Start of Records supplied

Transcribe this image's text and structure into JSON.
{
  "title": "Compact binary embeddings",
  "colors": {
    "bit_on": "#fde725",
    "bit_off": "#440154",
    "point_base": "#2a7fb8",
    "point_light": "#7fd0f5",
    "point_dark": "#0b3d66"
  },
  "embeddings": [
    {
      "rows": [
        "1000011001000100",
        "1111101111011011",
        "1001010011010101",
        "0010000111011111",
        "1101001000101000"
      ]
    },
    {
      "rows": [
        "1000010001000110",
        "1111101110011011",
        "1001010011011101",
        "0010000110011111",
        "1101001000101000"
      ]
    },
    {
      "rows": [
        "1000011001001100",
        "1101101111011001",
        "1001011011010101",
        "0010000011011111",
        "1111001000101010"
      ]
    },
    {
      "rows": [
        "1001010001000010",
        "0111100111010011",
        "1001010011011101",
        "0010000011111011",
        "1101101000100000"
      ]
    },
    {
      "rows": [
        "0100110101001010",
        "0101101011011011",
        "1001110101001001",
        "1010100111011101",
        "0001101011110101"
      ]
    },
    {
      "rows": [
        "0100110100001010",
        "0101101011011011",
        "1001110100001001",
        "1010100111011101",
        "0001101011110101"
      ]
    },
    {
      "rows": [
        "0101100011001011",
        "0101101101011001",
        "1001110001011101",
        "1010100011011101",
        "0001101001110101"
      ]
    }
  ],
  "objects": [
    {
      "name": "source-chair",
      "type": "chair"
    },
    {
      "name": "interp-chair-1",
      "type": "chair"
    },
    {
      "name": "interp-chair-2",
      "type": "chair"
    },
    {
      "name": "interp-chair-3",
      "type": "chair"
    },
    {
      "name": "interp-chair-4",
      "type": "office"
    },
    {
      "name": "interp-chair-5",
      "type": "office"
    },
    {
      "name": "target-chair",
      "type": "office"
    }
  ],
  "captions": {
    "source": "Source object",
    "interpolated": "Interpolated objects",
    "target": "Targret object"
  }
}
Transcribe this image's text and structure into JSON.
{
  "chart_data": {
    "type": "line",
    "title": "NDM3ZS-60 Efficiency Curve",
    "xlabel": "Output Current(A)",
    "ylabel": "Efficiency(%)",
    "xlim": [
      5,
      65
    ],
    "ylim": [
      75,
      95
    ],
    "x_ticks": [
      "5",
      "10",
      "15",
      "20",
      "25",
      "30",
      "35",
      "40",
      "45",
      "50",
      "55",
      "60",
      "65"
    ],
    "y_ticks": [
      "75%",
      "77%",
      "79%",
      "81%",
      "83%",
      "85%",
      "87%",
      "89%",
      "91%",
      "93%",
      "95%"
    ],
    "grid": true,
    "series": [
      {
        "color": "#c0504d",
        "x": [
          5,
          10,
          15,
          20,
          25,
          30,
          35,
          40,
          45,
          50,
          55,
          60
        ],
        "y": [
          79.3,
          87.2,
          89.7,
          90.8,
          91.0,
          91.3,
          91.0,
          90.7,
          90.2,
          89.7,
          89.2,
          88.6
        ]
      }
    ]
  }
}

End of Records supplied

Given task: Please repeat the listing exactly, with nothing left out.

Final answer:
Transcribe this image's text and structure into JSON.
{
  "title": "Compact binary embeddings",
  "colors": {
    "bit_on": "#fde725",
    "bit_off": "#440154",
    "point_base": "#2a7fb8",
    "point_light": "#7fd0f5",
    "point_dark": "#0b3d66"
  },
  "embeddings": [
    {
      "rows": [
        "1000011001000100",
        "1111101111011011",
        "1001010011010101",
        "0010000111011111",
        "1101001000101000"
      ]
    },
    {
      "rows": [
        "1000010001000110",
        "1111101110011011",
        "1001010011011101",
        "0010000110011111",
        "1101001000101000"
      ]
    },
    {
      "rows": [
        "1000011001001100",
        "1101101111011001",
        "1001011011010101",
        "0010000011011111",
        "1111001000101010"
      ]
    },
    {
      "rows": [
        "1001010001000010",
        "0111100111010011",
        "1001010011011101",
        "0010000011111011",
        "1101101000100000"
      ]
    },
    {
      "rows": [
        "0100110101001010",
        "0101101011011011",
        "1001110101001001",
        "1010100111011101",
        "0001101011110101"
      ]
    },
    {
      "rows": [
        "0100110100001010",
        "0101101011011011",
        "1001110100001001",
        "1010100111011101",
        "0001101011110101"
      ]
    },
    {
      "rows": [
        "0101100011001011",
        "0101101101011001",
        "1001110001011101",
        "1010100011011101",
        "0001101001110101"
      ]
    }
  ],
  "objects": [
    {
      "name": "source-chair",
      "type": "chair"
    },
    {
      "name": "interp-chair-1",
      "type": "chair"
    },
    {
      "name": "interp-chair-2",
      "type": "chair"
    },
    {
      "name": "interp-chair-3",
      "type": "chair"
    },
    {
      "name": "interp-chair-4",
      "type": "office"
    },
    {
      "name": "interp-chair-5",
      "type": "office"
    },
    {
      "name": "target-chair",
      "type": "office"
    }
  ],
  "captions": {
    "source": "Source object",
    "interpolated": "Interpolated objects",
    "target": "Targret object"
  }
}
Transcribe this image's text and structure into JSON.
{
  "chart_data": {
    "type": "line",
    "title": "NDM3ZS-60 Efficiency Curve",
    "xlabel": "Output Current(A)",
    "ylabel": "Efficiency(%)",
    "xlim": [
      5,
      65
    ],
    "ylim": [
      75,
      95
    ],
    "x_ticks": [
      "5",
      "10",
      "15",
      "20",
      "25",
      "30",
      "35",
      "40",
      "45",
      "50",
      "55",
      "60",
      "65"
    ],
    "y_ticks": [
      "75%",
      "77%",
      "79%",
      "81%",
      "83%",
      "85%",
      "87%",
      "89%",
      "91%",
      "93%",
      "95%"
    ],
    "grid": true,
    "series": [
      {
        "color": "#c0504d",
        "x": [
          5,
          10,
          15,
          20,
          25,
          30,
          35,
          40,
          45,
          50,
          55,
          60
        ],
        "y": [
          79.3,
          87.2,
          89.7,
          90.8,
          91.0,
          91.3,
          91.0,
          90.7,
          90.2,
          89.7,
          89.2,
          88.6
        ]
      }
    ]
  }
}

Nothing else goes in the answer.